* **Given exercise**:
Reproduce everything from the start of the records down to the line containing "bar: [795, 145, 815, 460]", with "bar-data-label" swapped for "value-label" and nothing else altered.

***** Data provided

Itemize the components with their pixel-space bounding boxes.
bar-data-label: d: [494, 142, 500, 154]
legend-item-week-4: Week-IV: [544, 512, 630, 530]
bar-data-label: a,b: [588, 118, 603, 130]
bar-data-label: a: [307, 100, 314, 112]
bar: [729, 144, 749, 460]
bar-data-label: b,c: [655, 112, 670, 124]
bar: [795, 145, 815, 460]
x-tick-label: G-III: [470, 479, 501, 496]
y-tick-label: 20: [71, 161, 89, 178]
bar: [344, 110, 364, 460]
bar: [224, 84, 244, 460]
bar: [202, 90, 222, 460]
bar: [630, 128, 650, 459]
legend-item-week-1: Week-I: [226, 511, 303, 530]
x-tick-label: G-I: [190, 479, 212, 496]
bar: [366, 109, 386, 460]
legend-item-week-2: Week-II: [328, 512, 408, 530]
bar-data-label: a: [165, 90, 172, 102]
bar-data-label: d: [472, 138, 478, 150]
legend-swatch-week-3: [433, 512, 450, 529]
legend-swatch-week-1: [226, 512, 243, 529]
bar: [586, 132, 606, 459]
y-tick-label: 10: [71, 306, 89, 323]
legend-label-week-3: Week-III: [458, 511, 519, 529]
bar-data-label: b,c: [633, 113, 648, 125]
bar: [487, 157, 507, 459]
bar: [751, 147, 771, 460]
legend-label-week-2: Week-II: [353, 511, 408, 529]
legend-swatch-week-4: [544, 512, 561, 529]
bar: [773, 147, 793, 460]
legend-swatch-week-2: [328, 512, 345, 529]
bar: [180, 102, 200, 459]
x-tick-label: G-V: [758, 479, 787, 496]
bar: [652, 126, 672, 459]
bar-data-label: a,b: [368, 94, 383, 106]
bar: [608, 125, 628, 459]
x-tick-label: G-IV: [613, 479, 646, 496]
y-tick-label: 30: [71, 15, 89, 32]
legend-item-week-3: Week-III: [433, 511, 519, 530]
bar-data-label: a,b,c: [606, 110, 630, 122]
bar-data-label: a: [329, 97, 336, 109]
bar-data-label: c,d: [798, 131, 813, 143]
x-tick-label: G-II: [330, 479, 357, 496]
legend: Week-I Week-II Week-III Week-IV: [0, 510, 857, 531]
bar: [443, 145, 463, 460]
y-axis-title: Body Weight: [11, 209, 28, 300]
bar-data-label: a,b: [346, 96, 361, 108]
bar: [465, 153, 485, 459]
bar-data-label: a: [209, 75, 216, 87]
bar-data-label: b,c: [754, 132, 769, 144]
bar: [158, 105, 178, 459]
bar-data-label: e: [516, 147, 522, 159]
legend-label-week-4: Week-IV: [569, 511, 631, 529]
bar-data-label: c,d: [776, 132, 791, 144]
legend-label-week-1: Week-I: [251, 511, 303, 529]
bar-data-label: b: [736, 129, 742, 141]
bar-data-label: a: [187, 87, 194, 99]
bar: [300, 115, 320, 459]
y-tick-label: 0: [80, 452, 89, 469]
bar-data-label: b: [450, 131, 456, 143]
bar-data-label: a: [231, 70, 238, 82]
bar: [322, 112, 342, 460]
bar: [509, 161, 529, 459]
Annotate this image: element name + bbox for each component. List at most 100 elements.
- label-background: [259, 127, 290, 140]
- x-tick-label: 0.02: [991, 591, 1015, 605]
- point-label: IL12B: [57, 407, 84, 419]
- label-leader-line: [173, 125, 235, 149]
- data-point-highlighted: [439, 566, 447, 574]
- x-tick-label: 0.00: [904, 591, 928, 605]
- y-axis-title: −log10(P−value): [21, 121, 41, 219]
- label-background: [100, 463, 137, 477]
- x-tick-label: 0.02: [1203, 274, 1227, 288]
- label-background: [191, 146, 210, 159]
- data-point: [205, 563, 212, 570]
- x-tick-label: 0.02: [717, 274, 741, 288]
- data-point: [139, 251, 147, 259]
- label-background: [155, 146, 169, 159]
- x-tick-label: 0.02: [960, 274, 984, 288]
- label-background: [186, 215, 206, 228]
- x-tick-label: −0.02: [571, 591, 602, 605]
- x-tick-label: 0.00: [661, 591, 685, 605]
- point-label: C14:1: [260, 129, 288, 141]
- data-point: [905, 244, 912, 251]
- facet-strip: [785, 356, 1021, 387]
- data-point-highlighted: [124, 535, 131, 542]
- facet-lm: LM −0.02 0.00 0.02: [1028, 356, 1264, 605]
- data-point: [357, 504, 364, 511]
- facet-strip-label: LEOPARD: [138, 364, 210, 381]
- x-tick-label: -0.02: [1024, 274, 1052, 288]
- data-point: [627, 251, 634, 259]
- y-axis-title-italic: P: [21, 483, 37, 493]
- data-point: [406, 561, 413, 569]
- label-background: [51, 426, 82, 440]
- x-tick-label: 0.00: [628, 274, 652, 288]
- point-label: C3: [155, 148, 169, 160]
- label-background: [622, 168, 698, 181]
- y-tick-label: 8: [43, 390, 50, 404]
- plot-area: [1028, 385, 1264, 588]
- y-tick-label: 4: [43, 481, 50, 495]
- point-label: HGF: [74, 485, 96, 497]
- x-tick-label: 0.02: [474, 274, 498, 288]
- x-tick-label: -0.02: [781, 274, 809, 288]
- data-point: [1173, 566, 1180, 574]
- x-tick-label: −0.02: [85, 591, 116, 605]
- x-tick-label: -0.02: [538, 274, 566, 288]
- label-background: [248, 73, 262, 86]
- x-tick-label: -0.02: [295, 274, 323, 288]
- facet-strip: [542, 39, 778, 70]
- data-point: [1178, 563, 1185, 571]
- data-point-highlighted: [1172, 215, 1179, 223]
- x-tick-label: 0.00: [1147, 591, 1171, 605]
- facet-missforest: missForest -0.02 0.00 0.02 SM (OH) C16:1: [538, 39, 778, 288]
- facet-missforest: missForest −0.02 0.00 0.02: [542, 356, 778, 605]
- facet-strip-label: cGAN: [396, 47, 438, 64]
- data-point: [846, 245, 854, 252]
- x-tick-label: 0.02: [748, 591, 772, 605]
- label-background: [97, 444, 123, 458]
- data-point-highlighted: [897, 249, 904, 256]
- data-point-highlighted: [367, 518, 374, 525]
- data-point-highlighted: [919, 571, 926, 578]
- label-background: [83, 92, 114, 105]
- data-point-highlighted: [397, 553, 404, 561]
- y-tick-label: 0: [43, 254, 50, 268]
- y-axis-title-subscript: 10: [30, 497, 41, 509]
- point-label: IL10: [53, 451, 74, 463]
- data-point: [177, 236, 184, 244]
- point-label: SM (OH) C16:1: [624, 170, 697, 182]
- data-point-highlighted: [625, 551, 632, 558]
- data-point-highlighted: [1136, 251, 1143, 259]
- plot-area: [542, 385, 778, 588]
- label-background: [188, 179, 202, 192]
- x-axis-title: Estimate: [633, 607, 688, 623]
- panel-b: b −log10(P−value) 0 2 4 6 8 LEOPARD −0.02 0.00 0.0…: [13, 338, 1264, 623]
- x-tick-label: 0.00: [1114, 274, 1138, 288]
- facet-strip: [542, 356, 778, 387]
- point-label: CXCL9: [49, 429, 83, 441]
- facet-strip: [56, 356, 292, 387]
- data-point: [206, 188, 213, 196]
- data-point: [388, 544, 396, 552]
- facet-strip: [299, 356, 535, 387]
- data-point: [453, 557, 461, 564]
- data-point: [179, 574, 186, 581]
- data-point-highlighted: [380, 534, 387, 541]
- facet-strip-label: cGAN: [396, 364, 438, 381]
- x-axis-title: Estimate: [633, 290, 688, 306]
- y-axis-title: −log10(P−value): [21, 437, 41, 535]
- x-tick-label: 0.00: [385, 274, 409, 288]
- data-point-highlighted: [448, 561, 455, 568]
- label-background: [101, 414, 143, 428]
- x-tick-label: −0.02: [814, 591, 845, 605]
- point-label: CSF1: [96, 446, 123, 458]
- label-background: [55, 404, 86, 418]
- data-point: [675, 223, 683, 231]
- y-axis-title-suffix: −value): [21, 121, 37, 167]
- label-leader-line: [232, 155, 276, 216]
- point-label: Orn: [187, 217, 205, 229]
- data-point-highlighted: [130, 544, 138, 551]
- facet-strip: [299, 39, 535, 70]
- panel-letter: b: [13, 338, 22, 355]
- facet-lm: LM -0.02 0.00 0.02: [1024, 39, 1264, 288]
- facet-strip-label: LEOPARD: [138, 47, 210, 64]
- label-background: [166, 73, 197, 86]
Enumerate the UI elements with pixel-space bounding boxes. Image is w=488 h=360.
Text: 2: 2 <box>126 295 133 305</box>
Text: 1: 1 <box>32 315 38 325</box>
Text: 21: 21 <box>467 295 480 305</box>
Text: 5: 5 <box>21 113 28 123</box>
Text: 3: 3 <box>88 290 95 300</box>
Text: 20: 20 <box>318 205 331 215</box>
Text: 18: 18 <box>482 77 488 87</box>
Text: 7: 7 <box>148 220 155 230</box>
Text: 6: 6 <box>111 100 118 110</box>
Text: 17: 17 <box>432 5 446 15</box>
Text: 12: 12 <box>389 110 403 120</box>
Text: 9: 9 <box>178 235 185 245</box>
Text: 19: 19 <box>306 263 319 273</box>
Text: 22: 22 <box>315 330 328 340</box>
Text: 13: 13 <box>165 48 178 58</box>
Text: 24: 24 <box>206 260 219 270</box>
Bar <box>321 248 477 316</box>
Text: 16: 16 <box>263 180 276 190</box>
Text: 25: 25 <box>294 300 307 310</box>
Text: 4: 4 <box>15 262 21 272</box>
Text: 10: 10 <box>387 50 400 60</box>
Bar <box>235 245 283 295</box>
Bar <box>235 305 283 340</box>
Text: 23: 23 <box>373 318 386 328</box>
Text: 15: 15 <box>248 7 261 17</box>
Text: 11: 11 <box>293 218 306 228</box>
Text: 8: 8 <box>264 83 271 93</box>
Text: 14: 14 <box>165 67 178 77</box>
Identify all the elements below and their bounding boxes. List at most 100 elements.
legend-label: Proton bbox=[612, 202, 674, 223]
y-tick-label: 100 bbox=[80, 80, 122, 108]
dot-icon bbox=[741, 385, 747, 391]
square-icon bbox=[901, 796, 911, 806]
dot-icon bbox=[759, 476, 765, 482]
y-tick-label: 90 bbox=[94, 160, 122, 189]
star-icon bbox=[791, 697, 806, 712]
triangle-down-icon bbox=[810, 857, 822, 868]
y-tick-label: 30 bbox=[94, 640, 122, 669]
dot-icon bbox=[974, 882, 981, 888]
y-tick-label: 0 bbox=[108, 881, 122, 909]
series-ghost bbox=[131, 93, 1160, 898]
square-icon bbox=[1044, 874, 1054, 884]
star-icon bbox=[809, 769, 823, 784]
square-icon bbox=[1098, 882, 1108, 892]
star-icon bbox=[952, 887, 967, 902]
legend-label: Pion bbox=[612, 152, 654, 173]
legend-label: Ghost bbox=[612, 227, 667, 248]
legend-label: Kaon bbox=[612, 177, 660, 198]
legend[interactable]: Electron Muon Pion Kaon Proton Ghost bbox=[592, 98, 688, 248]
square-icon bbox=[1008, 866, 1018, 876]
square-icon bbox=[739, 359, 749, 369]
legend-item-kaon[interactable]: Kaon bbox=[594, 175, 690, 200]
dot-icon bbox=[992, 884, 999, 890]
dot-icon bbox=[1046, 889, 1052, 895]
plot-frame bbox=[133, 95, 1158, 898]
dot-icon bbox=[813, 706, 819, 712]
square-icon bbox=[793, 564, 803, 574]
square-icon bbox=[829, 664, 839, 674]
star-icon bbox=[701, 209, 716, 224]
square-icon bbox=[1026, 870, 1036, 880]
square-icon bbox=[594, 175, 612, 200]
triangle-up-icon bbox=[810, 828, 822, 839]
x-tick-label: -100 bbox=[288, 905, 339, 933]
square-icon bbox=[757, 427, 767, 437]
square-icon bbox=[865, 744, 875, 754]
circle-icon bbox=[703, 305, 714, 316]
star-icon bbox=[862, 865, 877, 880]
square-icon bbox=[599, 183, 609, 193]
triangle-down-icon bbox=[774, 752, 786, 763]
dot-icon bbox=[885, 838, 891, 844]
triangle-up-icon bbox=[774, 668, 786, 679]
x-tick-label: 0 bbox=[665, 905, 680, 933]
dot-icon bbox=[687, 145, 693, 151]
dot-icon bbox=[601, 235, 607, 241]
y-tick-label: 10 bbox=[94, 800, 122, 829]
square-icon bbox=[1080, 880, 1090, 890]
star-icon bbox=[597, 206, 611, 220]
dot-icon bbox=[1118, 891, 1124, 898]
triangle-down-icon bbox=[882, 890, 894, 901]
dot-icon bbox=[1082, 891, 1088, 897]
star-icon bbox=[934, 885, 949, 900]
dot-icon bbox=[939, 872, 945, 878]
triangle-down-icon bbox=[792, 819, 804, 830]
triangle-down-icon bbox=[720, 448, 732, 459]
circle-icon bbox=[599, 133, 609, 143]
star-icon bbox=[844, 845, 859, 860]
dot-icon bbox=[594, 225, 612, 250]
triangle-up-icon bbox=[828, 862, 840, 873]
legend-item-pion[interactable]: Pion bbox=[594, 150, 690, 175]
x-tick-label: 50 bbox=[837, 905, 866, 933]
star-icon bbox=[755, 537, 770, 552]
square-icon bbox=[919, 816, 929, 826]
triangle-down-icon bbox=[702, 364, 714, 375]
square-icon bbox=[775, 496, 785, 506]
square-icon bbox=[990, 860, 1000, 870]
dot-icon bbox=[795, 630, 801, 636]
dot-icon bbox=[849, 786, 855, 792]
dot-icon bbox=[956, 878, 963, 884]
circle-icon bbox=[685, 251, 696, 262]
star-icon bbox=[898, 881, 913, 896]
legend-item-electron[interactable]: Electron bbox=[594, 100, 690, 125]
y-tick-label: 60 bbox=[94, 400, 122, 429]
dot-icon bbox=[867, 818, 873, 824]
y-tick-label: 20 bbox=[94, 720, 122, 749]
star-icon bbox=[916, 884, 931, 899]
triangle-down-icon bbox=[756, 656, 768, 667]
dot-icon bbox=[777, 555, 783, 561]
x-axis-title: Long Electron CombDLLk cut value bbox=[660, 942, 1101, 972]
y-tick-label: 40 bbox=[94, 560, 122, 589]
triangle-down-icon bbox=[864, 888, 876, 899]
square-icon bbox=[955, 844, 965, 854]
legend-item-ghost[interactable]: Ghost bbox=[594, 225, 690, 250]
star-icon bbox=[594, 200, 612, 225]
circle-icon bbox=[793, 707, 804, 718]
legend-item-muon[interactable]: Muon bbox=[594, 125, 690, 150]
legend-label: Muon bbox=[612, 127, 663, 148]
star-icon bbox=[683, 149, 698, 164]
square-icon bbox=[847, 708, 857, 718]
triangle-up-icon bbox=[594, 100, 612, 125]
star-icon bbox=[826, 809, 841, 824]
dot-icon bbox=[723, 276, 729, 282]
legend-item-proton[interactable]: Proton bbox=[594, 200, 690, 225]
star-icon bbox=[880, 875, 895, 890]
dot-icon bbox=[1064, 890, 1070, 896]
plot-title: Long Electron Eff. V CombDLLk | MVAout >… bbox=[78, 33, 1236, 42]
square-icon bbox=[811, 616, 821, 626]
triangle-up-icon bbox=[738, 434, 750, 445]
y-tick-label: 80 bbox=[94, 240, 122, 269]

**********

* **Solution below**:
Itemize the components with their pixel-space bounding boxes.
value-label: d: [494, 142, 500, 154]
legend-item-week-4: Week-IV: [544, 512, 630, 530]
value-label: a,b: [588, 118, 603, 130]
value-label: a: [307, 100, 314, 112]
bar: [729, 144, 749, 460]
value-label: b,c: [655, 112, 670, 124]
bar: [795, 145, 815, 460]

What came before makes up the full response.